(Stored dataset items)
* * *

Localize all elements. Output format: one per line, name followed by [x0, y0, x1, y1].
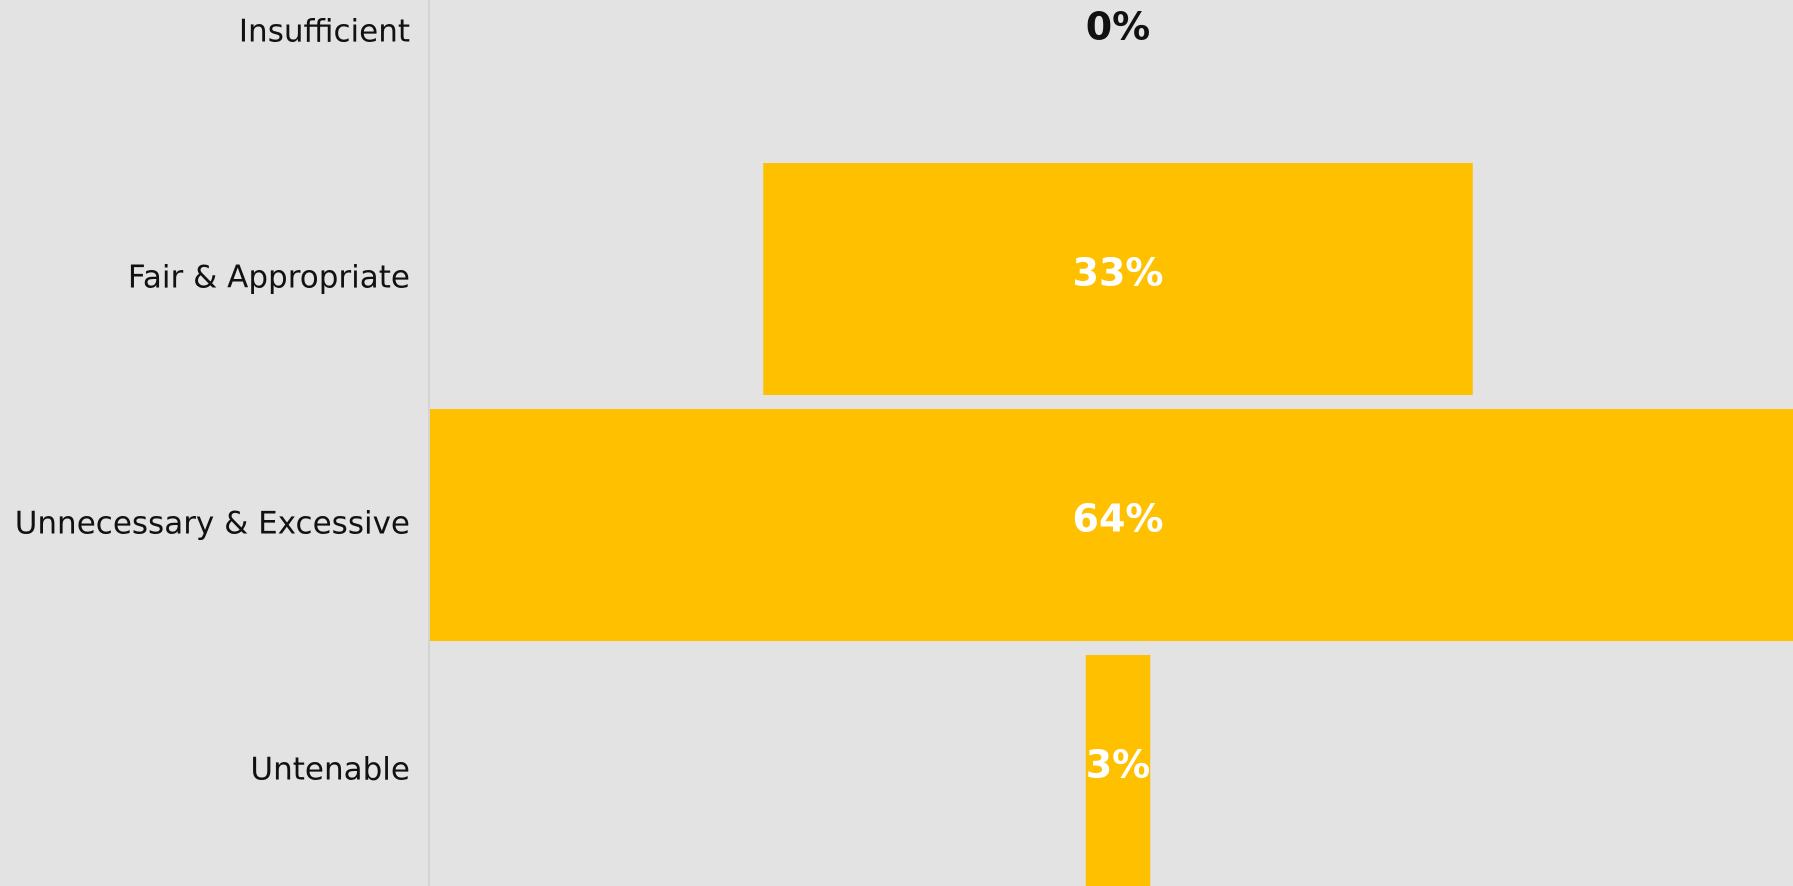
category-label: Untenable [250, 752, 410, 788]
value-label: 33% [1073, 251, 1164, 295]
category-label: Fair & Appropriate [128, 260, 410, 296]
category-label: Unnecessary & Excessive [15, 506, 410, 542]
page: {"chart_data": {"type": "bar", "orientat… [0, 0, 1793, 886]
chart: Insufficient 0% Fair & Appropriate 33% Unnec… [0, 0, 1793, 886]
value-label: 3% [1086, 743, 1151, 787]
category-label: Insufficient [239, 14, 410, 50]
value-label: 0% [1086, 5, 1151, 49]
value-label: 64% [1073, 497, 1164, 541]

* * *

PROBLEM DESCRIPTION
Can you transcribe each line of these records word for word, covering every one of them and leaving the pictures out?

OUTPUT FOR THIS EXERCISE
Localize all elements. Output format: one per line, name followed by [x0, y0, x1, y1].
category-label: Untenable [250, 752, 410, 788]
value-label: 33% [1073, 251, 1164, 295]
category-label: Fair & Appropriate [128, 260, 410, 296]
category-label: Unnecessary & Excessive [15, 506, 410, 542]
page: {"chart_data": {"type": "bar", "orientat… [0, 0, 1793, 886]
chart: Insufficient 0% Fair & Appropriate 33% Unnec… [0, 0, 1793, 886]
value-label: 3% [1086, 743, 1151, 787]
category-label: Insufficient [239, 14, 410, 50]
value-label: 0% [1086, 5, 1151, 49]
value-label: 64% [1073, 497, 1164, 541]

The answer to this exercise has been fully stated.